* Begin DATA TO USE *
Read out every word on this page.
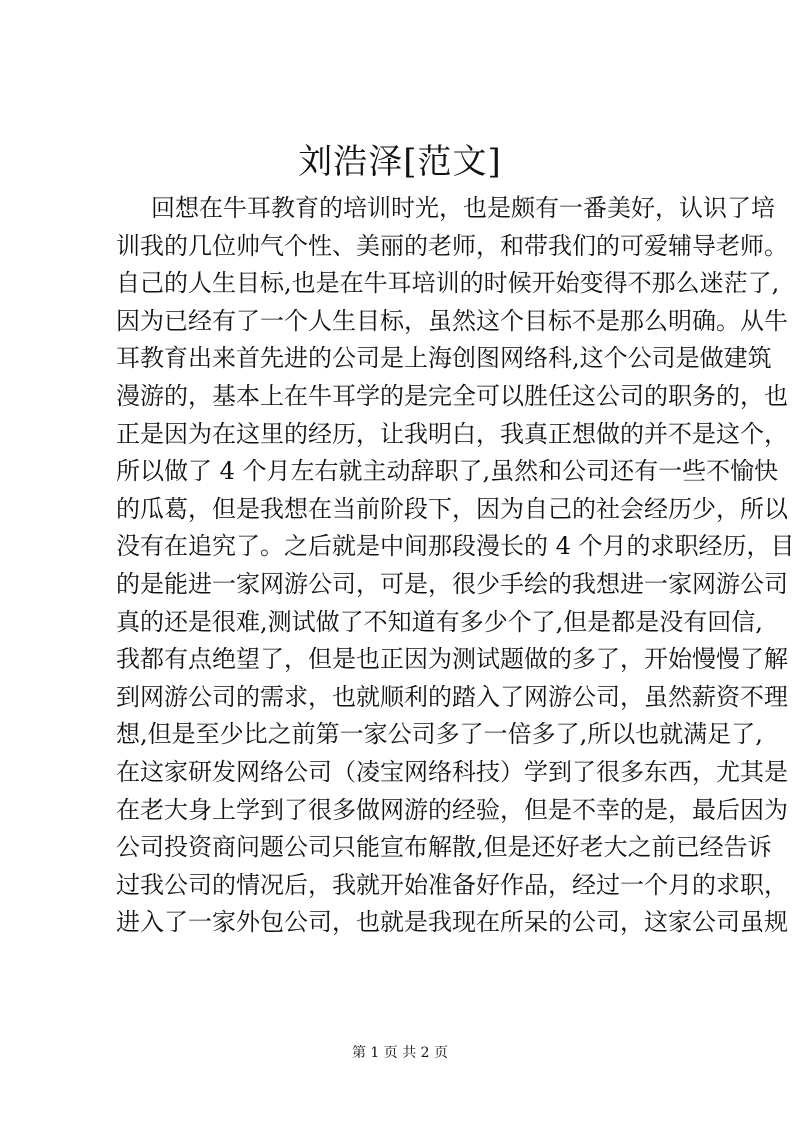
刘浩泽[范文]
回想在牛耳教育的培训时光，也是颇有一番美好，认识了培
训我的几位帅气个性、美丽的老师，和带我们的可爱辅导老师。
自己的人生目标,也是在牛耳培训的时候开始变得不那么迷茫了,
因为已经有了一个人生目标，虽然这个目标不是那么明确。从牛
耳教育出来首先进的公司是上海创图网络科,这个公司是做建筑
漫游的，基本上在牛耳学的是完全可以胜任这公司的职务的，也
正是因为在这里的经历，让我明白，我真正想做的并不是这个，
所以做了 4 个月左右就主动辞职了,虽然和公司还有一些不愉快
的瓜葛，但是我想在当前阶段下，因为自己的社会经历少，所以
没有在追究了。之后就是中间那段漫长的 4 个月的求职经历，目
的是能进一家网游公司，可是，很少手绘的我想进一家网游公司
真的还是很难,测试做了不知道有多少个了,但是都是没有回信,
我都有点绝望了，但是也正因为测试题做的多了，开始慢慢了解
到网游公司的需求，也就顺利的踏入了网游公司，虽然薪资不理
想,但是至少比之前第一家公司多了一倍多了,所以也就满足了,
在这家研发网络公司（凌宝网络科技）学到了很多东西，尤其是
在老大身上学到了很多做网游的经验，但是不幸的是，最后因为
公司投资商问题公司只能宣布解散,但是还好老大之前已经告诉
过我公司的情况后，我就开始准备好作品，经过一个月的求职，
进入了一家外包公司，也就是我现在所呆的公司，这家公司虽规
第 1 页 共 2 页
* End DATA TO USE *
* Begin DATA TO USE *
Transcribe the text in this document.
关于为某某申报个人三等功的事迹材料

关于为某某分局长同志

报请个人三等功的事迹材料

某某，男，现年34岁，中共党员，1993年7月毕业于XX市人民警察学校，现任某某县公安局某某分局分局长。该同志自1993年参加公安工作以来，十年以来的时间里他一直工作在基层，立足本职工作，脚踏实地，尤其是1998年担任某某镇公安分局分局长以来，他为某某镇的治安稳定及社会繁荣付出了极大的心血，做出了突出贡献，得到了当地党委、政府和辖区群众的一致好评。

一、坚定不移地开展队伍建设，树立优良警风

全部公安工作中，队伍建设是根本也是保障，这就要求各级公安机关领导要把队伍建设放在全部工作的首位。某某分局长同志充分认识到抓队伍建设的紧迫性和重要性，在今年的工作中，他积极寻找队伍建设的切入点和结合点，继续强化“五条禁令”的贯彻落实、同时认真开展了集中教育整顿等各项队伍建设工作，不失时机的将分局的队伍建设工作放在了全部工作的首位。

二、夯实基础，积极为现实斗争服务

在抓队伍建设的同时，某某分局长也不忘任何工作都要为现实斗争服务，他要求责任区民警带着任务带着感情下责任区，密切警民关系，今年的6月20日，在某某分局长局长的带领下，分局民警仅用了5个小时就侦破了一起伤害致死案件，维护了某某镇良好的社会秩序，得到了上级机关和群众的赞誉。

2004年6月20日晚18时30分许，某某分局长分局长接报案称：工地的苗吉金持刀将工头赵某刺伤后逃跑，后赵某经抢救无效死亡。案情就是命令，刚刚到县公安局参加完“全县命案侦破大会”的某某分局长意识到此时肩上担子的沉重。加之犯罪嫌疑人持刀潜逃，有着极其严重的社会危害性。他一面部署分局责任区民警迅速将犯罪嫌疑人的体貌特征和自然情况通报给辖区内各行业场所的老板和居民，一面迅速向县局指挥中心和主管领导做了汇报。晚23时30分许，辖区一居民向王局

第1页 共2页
* End DATA TO USE *
● THE REQUEST
Show every line of the records above that contains the word "this".

● ANSWER TO THE PROBLEM
Read out every word on this page.
Transcribe the text in this document.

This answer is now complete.